調査は日本全国の10~70代の男女計1,400人を対象とし、2022年1月にインターネット上で行った。年齢、性別に偏りがないよう、人口構成比に基づいて調整し集計した。
認知率は急上昇
2018年2月に実施した第1回の調査では認知率が14.8%で、2019年2月の第2回調査では16.0%。ここから大きく認知率が高まり始め、2020年1月の第3回調査では29.1%、2021年1月の第4回調査では54.2%になっている。
さらに第5回調査では、SDGsの「内容まで理解している」という回答が第4回調査から約1.5倍に伸びた。ただ、その比率は34.2%にとどまっている。「内容はわからないが名前は聞いたことがある」が51.8%なので、世の中の半数の人は「SDGs」という名前を知っているだけに過ぎないという現状がある。

データ抜粋:
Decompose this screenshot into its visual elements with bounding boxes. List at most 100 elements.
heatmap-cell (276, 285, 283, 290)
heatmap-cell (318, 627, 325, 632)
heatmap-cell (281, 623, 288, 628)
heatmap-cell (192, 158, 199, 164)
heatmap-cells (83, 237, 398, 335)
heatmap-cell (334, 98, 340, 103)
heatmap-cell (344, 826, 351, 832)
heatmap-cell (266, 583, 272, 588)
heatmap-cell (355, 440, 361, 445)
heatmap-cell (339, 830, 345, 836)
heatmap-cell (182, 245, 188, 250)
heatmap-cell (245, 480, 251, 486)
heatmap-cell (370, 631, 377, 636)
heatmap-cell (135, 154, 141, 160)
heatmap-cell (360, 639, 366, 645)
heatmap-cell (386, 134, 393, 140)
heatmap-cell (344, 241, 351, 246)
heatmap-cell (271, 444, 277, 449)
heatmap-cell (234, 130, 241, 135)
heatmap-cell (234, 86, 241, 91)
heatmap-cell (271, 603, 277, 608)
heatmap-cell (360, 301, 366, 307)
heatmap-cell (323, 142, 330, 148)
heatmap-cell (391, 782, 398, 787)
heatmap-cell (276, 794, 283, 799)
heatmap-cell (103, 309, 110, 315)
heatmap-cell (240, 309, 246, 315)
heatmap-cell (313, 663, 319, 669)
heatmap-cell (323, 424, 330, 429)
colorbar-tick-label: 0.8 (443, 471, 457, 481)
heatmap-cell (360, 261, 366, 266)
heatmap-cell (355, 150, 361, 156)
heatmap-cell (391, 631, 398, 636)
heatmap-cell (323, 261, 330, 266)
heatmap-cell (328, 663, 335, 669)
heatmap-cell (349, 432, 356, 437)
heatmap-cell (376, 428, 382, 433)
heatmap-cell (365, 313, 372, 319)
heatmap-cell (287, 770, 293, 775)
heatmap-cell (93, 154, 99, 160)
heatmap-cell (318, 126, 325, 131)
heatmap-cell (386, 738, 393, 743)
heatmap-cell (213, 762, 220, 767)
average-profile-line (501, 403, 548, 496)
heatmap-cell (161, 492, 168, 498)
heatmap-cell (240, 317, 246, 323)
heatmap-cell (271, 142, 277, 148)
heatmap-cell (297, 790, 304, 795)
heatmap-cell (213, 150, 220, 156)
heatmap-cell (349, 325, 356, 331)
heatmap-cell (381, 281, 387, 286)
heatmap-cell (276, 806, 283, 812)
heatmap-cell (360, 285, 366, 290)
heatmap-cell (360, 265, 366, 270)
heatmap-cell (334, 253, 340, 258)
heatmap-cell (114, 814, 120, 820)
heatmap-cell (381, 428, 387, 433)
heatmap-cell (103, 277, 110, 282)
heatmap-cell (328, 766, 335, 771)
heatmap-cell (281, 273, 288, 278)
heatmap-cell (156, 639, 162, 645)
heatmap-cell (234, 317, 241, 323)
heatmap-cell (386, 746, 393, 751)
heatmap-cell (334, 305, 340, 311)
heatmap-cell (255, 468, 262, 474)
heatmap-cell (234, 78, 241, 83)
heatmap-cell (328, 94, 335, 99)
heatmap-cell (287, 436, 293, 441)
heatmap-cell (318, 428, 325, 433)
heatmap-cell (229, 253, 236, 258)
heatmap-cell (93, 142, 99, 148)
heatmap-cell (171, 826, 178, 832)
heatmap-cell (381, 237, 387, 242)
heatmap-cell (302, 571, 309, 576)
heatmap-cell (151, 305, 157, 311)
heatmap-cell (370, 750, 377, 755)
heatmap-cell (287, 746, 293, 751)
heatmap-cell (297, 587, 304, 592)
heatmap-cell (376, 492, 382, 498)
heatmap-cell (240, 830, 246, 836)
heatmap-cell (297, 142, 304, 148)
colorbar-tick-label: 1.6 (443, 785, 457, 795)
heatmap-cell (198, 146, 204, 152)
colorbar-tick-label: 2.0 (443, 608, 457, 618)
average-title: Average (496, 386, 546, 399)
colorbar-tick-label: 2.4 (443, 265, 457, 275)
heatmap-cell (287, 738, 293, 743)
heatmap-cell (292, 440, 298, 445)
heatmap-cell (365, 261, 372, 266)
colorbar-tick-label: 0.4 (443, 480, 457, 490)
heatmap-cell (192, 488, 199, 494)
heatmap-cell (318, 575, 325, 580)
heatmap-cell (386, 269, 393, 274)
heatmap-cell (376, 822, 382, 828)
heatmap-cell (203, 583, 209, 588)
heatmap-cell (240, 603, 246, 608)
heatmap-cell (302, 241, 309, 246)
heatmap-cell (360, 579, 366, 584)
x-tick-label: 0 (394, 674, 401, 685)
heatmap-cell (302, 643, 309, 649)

作業内容: SDGsの認知率調査についての抜粋を、一字一句変えずに全文書き写すこと。

回答:
調査は日本全国の10~70代の男女計1,400人を対象とし、2022年1月にインターネット上で行った。年齢、性別に偏りがないよう、人口構成比に基づいて調整し集計した。
認知率は急上昇
2018年2月に実施した第1回の調査では認知率が14.8%で、2019年2月の第2回調査では16.0%。ここから大きく認知率が高まり始め、2020年1月の第3回調査では29.1%、2021年1月の第4回調査では54.2%になっている。
さらに第5回調査では、SDGsの「内容まで理解している」という回答が第4回調査から約1.5倍に伸びた。ただ、その比率は34.2%にとどまっている。「内容はわからないが名前は聞いたことがある」が51.8%なので、世の中の半数の人は「SDGs」という名前を知っているだけに過ぎないという現状がある。